*** Supplied material ***
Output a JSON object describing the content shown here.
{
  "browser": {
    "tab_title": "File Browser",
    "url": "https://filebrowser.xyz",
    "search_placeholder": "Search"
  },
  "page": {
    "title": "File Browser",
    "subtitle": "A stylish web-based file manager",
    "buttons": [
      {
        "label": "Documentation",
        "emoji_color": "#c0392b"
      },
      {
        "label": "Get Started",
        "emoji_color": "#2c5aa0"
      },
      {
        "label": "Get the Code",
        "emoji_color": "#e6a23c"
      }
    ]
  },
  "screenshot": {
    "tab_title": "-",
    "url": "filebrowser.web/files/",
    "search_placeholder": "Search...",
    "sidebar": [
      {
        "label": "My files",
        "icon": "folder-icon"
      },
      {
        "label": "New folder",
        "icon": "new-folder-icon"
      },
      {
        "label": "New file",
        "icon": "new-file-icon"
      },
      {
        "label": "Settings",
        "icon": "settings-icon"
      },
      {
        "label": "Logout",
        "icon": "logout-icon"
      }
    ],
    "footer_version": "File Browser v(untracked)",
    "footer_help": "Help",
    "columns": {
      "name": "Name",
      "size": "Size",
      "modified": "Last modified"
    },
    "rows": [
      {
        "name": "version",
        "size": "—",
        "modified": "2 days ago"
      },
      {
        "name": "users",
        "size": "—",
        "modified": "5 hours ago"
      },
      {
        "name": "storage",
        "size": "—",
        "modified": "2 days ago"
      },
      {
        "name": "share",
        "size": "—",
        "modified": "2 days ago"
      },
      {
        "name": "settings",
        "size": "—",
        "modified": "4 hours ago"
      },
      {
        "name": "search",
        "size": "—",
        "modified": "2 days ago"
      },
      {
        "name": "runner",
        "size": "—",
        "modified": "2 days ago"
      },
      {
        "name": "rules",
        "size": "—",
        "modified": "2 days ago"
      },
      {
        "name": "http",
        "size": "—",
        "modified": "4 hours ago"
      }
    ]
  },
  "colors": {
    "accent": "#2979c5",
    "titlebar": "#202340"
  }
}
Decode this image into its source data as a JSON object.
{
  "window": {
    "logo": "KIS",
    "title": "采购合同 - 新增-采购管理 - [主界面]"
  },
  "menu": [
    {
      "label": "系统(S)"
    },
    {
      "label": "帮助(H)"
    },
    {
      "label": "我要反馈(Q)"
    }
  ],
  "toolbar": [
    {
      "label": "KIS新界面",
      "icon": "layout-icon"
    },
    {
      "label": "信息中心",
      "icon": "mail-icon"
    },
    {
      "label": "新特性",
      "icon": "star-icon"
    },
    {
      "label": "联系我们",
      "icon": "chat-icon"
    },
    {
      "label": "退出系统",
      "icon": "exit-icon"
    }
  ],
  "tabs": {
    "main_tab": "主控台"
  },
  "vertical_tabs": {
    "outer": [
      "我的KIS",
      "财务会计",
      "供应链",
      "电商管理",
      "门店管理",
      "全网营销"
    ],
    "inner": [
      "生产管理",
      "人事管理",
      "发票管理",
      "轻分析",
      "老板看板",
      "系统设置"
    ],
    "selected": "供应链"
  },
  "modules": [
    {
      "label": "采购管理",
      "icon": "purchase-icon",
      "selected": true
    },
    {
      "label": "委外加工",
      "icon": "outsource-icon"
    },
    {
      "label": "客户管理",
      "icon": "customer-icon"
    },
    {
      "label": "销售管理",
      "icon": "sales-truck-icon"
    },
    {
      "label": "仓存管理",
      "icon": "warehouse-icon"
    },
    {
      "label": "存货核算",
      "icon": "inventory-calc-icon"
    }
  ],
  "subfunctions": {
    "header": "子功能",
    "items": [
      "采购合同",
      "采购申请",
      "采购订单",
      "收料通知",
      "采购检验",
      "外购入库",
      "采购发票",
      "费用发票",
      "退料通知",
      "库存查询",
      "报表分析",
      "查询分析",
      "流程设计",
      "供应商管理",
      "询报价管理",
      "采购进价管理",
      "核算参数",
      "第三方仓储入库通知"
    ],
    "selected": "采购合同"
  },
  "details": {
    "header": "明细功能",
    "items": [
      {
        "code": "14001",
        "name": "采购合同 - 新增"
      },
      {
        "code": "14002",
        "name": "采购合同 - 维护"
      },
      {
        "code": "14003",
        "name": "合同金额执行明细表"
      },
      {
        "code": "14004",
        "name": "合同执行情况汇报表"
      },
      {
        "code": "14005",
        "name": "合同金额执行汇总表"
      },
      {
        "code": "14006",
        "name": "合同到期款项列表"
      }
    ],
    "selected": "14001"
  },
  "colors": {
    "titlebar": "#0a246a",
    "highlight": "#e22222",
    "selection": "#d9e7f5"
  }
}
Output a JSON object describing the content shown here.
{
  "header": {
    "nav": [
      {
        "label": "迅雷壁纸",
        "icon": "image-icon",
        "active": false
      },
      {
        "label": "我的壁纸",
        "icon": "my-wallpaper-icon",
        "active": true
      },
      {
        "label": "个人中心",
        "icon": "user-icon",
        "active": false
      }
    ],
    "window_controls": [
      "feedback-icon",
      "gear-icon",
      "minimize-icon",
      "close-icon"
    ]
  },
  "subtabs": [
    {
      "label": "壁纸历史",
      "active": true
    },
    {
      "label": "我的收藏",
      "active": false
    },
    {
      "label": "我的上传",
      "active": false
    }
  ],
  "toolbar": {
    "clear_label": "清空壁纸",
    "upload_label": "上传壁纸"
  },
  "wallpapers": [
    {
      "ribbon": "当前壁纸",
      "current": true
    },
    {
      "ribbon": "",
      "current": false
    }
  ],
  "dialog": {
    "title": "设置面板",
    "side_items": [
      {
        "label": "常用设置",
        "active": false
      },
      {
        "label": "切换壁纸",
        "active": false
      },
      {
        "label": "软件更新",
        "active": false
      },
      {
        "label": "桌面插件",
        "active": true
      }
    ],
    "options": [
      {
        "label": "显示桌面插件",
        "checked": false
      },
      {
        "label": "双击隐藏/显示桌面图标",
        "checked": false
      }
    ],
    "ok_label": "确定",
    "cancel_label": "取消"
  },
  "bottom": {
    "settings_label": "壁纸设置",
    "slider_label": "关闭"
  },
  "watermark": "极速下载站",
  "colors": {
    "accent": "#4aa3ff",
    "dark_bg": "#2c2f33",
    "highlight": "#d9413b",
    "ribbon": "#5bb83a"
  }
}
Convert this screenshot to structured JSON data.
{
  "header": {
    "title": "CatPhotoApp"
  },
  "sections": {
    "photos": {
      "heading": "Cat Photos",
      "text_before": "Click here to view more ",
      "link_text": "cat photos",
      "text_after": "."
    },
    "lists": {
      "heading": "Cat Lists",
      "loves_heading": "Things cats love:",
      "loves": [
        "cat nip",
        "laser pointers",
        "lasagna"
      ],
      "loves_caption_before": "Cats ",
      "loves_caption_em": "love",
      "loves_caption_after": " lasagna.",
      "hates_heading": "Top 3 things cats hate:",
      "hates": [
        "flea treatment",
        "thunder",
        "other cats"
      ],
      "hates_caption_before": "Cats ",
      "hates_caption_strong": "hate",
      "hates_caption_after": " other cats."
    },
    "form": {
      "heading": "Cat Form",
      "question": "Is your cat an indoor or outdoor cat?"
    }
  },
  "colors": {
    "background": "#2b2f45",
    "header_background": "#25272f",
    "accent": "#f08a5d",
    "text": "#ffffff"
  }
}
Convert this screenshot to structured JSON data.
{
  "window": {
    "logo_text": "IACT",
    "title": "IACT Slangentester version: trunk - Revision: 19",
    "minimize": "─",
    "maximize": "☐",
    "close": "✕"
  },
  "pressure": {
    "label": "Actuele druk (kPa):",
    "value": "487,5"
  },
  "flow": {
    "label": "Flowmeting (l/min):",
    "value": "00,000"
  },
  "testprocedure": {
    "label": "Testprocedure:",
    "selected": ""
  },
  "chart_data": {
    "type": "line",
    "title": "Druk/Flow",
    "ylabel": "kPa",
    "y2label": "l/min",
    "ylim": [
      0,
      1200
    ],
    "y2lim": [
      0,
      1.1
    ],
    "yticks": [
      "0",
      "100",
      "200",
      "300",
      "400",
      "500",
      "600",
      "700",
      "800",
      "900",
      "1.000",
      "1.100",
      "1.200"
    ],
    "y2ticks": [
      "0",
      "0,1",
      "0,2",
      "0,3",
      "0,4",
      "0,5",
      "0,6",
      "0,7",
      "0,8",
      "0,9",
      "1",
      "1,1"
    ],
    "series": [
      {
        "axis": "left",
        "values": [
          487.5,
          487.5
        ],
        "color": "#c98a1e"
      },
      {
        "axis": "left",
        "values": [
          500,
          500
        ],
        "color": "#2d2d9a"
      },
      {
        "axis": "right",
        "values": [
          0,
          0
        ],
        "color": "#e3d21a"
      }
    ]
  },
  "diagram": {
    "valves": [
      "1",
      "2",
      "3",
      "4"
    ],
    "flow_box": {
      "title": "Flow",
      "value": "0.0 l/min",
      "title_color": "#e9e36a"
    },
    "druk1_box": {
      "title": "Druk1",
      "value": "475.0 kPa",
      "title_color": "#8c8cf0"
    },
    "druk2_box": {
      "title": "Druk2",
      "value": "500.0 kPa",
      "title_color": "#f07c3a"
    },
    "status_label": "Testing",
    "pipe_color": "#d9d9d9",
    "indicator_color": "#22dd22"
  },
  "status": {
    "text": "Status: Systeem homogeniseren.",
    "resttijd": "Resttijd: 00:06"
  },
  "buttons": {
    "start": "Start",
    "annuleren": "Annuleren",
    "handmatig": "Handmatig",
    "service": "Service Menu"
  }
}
***
→ **Written instruction**
Go through the records above, find every line with the word "true", and list those lines.

→ **Task solution**
      "selected": true
        "active": true
      "active": true
      "current": true
        "active": true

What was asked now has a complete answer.